- **TASK DETAILS**
Without skipping or changing anything, print all the entries.

++++ MATERIAL TO PROCESS ++++

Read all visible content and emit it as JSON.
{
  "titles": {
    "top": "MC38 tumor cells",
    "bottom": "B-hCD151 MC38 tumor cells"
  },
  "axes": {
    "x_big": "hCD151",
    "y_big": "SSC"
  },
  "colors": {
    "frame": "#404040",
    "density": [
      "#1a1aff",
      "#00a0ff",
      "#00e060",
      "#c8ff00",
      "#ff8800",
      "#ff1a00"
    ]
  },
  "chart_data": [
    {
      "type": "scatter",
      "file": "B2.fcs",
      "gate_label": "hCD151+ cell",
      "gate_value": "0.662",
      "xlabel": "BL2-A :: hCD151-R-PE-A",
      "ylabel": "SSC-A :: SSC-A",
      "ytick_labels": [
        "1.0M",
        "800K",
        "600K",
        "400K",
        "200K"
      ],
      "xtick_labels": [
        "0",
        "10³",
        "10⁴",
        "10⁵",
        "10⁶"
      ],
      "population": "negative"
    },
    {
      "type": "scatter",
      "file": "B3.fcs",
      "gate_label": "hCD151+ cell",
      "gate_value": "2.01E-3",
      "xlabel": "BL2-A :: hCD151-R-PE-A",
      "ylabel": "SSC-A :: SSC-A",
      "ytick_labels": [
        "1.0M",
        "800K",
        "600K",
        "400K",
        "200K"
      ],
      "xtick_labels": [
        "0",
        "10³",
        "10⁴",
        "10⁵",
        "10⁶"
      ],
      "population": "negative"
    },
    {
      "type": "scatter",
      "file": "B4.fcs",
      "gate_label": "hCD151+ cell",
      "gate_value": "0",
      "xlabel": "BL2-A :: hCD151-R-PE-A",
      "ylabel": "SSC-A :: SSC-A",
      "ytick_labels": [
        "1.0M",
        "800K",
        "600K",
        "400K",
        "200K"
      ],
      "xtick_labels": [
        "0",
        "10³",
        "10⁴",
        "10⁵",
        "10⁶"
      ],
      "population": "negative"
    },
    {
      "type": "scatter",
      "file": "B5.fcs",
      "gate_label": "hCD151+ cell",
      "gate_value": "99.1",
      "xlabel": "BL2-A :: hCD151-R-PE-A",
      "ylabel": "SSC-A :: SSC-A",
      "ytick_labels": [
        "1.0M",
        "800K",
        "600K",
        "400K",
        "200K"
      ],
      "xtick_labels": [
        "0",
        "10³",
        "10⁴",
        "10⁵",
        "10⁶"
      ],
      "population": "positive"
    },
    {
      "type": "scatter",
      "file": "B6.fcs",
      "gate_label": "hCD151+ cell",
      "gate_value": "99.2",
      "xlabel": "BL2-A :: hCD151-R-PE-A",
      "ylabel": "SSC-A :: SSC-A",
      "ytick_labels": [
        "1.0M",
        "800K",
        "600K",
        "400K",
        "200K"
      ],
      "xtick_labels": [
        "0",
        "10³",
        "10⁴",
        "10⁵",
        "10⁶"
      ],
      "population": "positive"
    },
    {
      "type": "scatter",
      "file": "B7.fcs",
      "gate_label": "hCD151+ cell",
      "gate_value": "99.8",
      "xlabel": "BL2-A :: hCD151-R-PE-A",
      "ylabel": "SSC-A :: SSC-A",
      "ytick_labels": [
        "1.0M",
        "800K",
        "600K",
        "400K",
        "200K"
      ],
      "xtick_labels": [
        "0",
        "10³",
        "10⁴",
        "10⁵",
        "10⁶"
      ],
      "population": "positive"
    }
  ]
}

++++

- **WRITTEN ANSWER**
Read all visible content and emit it as JSON.
{
  "titles": {
    "top": "MC38 tumor cells",
    "bottom": "B-hCD151 MC38 tumor cells"
  },
  "axes": {
    "x_big": "hCD151",
    "y_big": "SSC"
  },
  "colors": {
    "frame": "#404040",
    "density": [
      "#1a1aff",
      "#00a0ff",
      "#00e060",
      "#c8ff00",
      "#ff8800",
      "#ff1a00"
    ]
  },
  "chart_data": [
    {
      "type": "scatter",
      "file": "B2.fcs",
      "gate_label": "hCD151+ cell",
      "gate_value": "0.662",
      "xlabel": "BL2-A :: hCD151-R-PE-A",
      "ylabel": "SSC-A :: SSC-A",
      "ytick_labels": [
        "1.0M",
        "800K",
        "600K",
        "400K",
        "200K"
      ],
      "xtick_labels": [
        "0",
        "10³",
        "10⁴",
        "10⁵",
        "10⁶"
      ],
      "population": "negative"
    },
    {
      "type": "scatter",
      "file": "B3.fcs",
      "gate_label": "hCD151+ cell",
      "gate_value": "2.01E-3",
      "xlabel": "BL2-A :: hCD151-R-PE-A",
      "ylabel": "SSC-A :: SSC-A",
      "ytick_labels": [
        "1.0M",
        "800K",
        "600K",
        "400K",
        "200K"
      ],
      "xtick_labels": [
        "0",
        "10³",
        "10⁴",
        "10⁵",
        "10⁶"
      ],
      "population": "negative"
    },
    {
      "type": "scatter",
      "file": "B4.fcs",
      "gate_label": "hCD151+ cell",
      "gate_value": "0",
      "xlabel": "BL2-A :: hCD151-R-PE-A",
      "ylabel": "SSC-A :: SSC-A",
      "ytick_labels": [
        "1.0M",
        "800K",
        "600K",
        "400K",
        "200K"
      ],
      "xtick_labels": [
        "0",
        "10³",
        "10⁴",
        "10⁵",
        "10⁶"
      ],
      "population": "negative"
    },
    {
      "type": "scatter",
      "file": "B5.fcs",
      "gate_label": "hCD151+ cell",
      "gate_value": "99.1",
      "xlabel": "BL2-A :: hCD151-R-PE-A",
      "ylabel": "SSC-A :: SSC-A",
      "ytick_labels": [
        "1.0M",
        "800K",
        "600K",
        "400K",
        "200K"
      ],
      "xtick_labels": [
        "0",
        "10³",
        "10⁴",
        "10⁵",
        "10⁶"
      ],
      "population": "positive"
    },
    {
      "type": "scatter",
      "file": "B6.fcs",
      "gate_label": "hCD151+ cell",
      "gate_value": "99.2",
      "xlabel": "BL2-A :: hCD151-R-PE-A",
      "ylabel": "SSC-A :: SSC-A",
      "ytick_labels": [
        "1.0M",
        "800K",
        "600K",
        "400K",
        "200K"
      ],
      "xtick_labels": [
        "0",
        "10³",
        "10⁴",
        "10⁵",
        "10⁶"
      ],
      "population": "positive"
    },
    {
      "type": "scatter",
      "file": "B7.fcs",
      "gate_label": "hCD151+ cell",
      "gate_value": "99.8",
      "xlabel": "BL2-A :: hCD151-R-PE-A",
      "ylabel": "SSC-A :: SSC-A",
      "ytick_labels": [
        "1.0M",
        "800K",
        "600K",
        "400K",
        "200K"
      ],
      "xtick_labels": [
        "0",
        "10³",
        "10⁴",
        "10⁵",
        "10⁶"
      ],
      "population": "positive"
    }
  ]
}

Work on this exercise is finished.